-------- INPUT DATA

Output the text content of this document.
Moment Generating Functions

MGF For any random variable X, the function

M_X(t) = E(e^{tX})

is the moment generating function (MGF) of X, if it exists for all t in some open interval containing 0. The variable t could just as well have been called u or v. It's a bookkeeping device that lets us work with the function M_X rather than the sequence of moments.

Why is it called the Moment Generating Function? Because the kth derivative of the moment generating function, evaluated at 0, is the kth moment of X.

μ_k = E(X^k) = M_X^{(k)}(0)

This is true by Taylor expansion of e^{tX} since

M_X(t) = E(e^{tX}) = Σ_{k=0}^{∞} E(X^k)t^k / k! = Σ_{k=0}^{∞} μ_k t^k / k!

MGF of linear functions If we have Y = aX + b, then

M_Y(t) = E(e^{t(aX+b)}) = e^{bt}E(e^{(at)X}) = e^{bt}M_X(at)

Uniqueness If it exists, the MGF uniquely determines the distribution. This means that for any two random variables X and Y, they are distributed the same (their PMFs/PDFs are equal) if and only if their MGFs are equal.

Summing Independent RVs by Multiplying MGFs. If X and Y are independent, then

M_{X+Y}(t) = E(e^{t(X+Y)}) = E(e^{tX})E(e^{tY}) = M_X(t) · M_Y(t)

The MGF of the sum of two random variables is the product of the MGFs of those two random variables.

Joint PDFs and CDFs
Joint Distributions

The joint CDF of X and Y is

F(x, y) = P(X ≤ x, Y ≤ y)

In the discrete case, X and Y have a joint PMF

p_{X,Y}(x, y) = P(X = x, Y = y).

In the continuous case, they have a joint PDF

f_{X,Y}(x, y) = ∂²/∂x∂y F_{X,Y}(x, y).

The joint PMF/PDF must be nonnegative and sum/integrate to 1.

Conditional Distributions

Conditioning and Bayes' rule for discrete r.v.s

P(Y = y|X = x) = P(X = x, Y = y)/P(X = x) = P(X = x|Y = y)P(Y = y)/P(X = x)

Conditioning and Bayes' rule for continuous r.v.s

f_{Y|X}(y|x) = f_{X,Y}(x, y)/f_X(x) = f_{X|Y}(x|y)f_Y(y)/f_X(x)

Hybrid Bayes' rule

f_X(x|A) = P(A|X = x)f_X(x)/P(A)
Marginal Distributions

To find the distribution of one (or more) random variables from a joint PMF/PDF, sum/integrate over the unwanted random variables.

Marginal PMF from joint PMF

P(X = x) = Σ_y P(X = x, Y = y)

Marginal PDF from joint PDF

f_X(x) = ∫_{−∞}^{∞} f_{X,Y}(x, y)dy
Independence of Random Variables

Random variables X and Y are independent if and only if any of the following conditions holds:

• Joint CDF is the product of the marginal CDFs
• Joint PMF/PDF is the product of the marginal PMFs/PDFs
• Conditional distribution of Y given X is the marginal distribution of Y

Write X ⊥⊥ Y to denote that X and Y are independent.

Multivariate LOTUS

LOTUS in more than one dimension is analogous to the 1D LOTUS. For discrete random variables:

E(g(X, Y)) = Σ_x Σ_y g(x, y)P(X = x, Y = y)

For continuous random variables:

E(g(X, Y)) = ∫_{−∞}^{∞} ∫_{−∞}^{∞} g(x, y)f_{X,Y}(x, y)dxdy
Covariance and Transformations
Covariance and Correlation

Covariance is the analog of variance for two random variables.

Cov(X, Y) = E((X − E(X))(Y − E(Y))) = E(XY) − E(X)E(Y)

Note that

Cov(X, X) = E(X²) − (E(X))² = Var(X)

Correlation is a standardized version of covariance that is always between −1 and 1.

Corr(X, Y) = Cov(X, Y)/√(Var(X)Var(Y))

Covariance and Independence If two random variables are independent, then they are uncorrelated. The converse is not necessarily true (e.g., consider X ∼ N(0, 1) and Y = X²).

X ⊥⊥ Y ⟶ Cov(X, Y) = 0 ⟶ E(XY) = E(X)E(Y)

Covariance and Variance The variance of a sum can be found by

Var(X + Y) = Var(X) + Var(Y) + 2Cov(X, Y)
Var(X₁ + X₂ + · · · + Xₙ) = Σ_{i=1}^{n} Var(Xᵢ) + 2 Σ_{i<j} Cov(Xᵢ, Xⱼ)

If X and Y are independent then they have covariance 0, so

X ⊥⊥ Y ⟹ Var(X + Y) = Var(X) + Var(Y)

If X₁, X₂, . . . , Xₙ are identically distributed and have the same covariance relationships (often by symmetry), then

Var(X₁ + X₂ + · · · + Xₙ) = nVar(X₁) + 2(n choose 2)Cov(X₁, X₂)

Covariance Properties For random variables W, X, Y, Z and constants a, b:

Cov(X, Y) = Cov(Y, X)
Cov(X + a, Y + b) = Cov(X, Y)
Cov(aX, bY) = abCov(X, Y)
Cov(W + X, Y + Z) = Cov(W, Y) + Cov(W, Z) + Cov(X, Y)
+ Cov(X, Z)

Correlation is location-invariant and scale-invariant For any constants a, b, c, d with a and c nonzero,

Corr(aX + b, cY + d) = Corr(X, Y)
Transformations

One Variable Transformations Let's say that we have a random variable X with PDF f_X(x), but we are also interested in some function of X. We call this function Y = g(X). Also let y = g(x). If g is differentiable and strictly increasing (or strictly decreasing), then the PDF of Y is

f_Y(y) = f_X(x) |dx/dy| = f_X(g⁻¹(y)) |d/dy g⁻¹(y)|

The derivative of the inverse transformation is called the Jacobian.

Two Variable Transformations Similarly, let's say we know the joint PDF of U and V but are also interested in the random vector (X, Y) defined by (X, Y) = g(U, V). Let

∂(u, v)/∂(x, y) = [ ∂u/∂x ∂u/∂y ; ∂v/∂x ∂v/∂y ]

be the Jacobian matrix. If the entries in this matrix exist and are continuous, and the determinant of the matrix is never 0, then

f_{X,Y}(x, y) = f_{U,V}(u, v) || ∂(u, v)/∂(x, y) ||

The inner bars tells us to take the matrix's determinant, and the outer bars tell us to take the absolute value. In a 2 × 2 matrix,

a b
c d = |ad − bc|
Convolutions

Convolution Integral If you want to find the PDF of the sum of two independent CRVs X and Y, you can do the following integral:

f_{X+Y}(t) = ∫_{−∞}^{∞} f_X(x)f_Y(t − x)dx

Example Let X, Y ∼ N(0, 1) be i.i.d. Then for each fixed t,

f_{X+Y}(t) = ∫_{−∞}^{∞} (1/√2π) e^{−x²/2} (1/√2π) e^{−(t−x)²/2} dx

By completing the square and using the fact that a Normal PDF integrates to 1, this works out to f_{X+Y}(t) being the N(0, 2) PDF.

----------------

The records above should be duplicated in full, exactly as given.

RESULT OF THE TASK =
Output the text content of this document.
Moment Generating Functions

MGF For any random variable X, the function

M_X(t) = E(e^{tX})

is the moment generating function (MGF) of X, if it exists for all t in some open interval containing 0. The variable t could just as well have been called u or v. It's a bookkeeping device that lets us work with the function M_X rather than the sequence of moments.

Why is it called the Moment Generating Function? Because the kth derivative of the moment generating function, evaluated at 0, is the kth moment of X.

μ_k = E(X^k) = M_X^{(k)}(0)

This is true by Taylor expansion of e^{tX} since

M_X(t) = E(e^{tX}) = Σ_{k=0}^{∞} E(X^k)t^k / k! = Σ_{k=0}^{∞} μ_k t^k / k!

MGF of linear functions If we have Y = aX + b, then

M_Y(t) = E(e^{t(aX+b)}) = e^{bt}E(e^{(at)X}) = e^{bt}M_X(at)

Uniqueness If it exists, the MGF uniquely determines the distribution. This means that for any two random variables X and Y, they are distributed the same (their PMFs/PDFs are equal) if and only if their MGFs are equal.

Summing Independent RVs by Multiplying MGFs. If X and Y are independent, then

M_{X+Y}(t) = E(e^{t(X+Y)}) = E(e^{tX})E(e^{tY}) = M_X(t) · M_Y(t)

The MGF of the sum of two random variables is the product of the MGFs of those two random variables.

Joint PDFs and CDFs
Joint Distributions

The joint CDF of X and Y is

F(x, y) = P(X ≤ x, Y ≤ y)

In the discrete case, X and Y have a joint PMF

p_{X,Y}(x, y) = P(X = x, Y = y).

In the continuous case, they have a joint PDF

f_{X,Y}(x, y) = ∂²/∂x∂y F_{X,Y}(x, y).

The joint PMF/PDF must be nonnegative and sum/integrate to 1.

Conditional Distributions

Conditioning and Bayes' rule for discrete r.v.s

P(Y = y|X = x) = P(X = x, Y = y)/P(X = x) = P(X = x|Y = y)P(Y = y)/P(X = x)

Conditioning and Bayes' rule for continuous r.v.s

f_{Y|X}(y|x) = f_{X,Y}(x, y)/f_X(x) = f_{X|Y}(x|y)f_Y(y)/f_X(x)

Hybrid Bayes' rule

f_X(x|A) = P(A|X = x)f_X(x)/P(A)
Marginal Distributions

To find the distribution of one (or more) random variables from a joint PMF/PDF, sum/integrate over the unwanted random variables.

Marginal PMF from joint PMF

P(X = x) = Σ_y P(X = x, Y = y)

Marginal PDF from joint PDF

f_X(x) = ∫_{−∞}^{∞} f_{X,Y}(x, y)dy
Independence of Random Variables

Random variables X and Y are independent if and only if any of the following conditions holds:

• Joint CDF is the product of the marginal CDFs
• Joint PMF/PDF is the product of the marginal PMFs/PDFs
• Conditional distribution of Y given X is the marginal distribution of Y

Write X ⊥⊥ Y to denote that X and Y are independent.

Multivariate LOTUS

LOTUS in more than one dimension is analogous to the 1D LOTUS. For discrete random variables:

E(g(X, Y)) = Σ_x Σ_y g(x, y)P(X = x, Y = y)

For continuous random variables:

E(g(X, Y)) = ∫_{−∞}^{∞} ∫_{−∞}^{∞} g(x, y)f_{X,Y}(x, y)dxdy
Covariance and Transformations
Covariance and Correlation

Covariance is the analog of variance for two random variables.

Cov(X, Y) = E((X − E(X))(Y − E(Y))) = E(XY) − E(X)E(Y)

Note that

Cov(X, X) = E(X²) − (E(X))² = Var(X)

Correlation is a standardized version of covariance that is always between −1 and 1.

Corr(X, Y) = Cov(X, Y)/√(Var(X)Var(Y))

Covariance and Independence If two random variables are independent, then they are uncorrelated. The converse is not necessarily true (e.g., consider X ∼ N(0, 1) and Y = X²).

X ⊥⊥ Y ⟶ Cov(X, Y) = 0 ⟶ E(XY) = E(X)E(Y)

Covariance and Variance The variance of a sum can be found by

Var(X + Y) = Var(X) + Var(Y) + 2Cov(X, Y)
Var(X₁ + X₂ + · · · + Xₙ) = Σ_{i=1}^{n} Var(Xᵢ) + 2 Σ_{i<j} Cov(Xᵢ, Xⱼ)

If X and Y are independent then they have covariance 0, so

X ⊥⊥ Y ⟹ Var(X + Y) = Var(X) + Var(Y)

If X₁, X₂, . . . , Xₙ are identically distributed and have the same covariance relationships (often by symmetry), then

Var(X₁ + X₂ + · · · + Xₙ) = nVar(X₁) + 2(n choose 2)Cov(X₁, X₂)

Covariance Properties For random variables W, X, Y, Z and constants a, b:

Cov(X, Y) = Cov(Y, X)
Cov(X + a, Y + b) = Cov(X, Y)
Cov(aX, bY) = abCov(X, Y)
Cov(W + X, Y + Z) = Cov(W, Y) + Cov(W, Z) + Cov(X, Y)
+ Cov(X, Z)

Correlation is location-invariant and scale-invariant For any constants a, b, c, d with a and c nonzero,

Corr(aX + b, cY + d) = Corr(X, Y)
Transformations

One Variable Transformations Let's say that we have a random variable X with PDF f_X(x), but we are also interested in some function of X. We call this function Y = g(X). Also let y = g(x). If g is differentiable and strictly increasing (or strictly decreasing), then the PDF of Y is

f_Y(y) = f_X(x) |dx/dy| = f_X(g⁻¹(y)) |d/dy g⁻¹(y)|

The derivative of the inverse transformation is called the Jacobian.

Two Variable Transformations Similarly, let's say we know the joint PDF of U and V but are also interested in the random vector (X, Y) defined by (X, Y) = g(U, V). Let

∂(u, v)/∂(x, y) = [ ∂u/∂x ∂u/∂y ; ∂v/∂x ∂v/∂y ]

be the Jacobian matrix. If the entries in this matrix exist and are continuous, and the determinant of the matrix is never 0, then

f_{X,Y}(x, y) = f_{U,V}(u, v) || ∂(u, v)/∂(x, y) ||

The inner bars tells us to take the matrix's determinant, and the outer bars tell us to take the absolute value. In a 2 × 2 matrix,

a b
c d = |ad − bc|
Convolutions

Convolution Integral If you want to find the PDF of the sum of two independent CRVs X and Y, you can do the following integral:

f_{X+Y}(t) = ∫_{−∞}^{∞} f_X(x)f_Y(t − x)dx

Example Let X, Y ∼ N(0, 1) be i.i.d. Then for each fixed t,

f_{X+Y}(t) = ∫_{−∞}^{∞} (1/√2π) e^{−x²/2} (1/√2π) e^{−(t−x)²/2} dx

By completing the square and using the fact that a Normal PDF integrates to 1, this works out to f_{X+Y}(t) being the N(0, 2) PDF.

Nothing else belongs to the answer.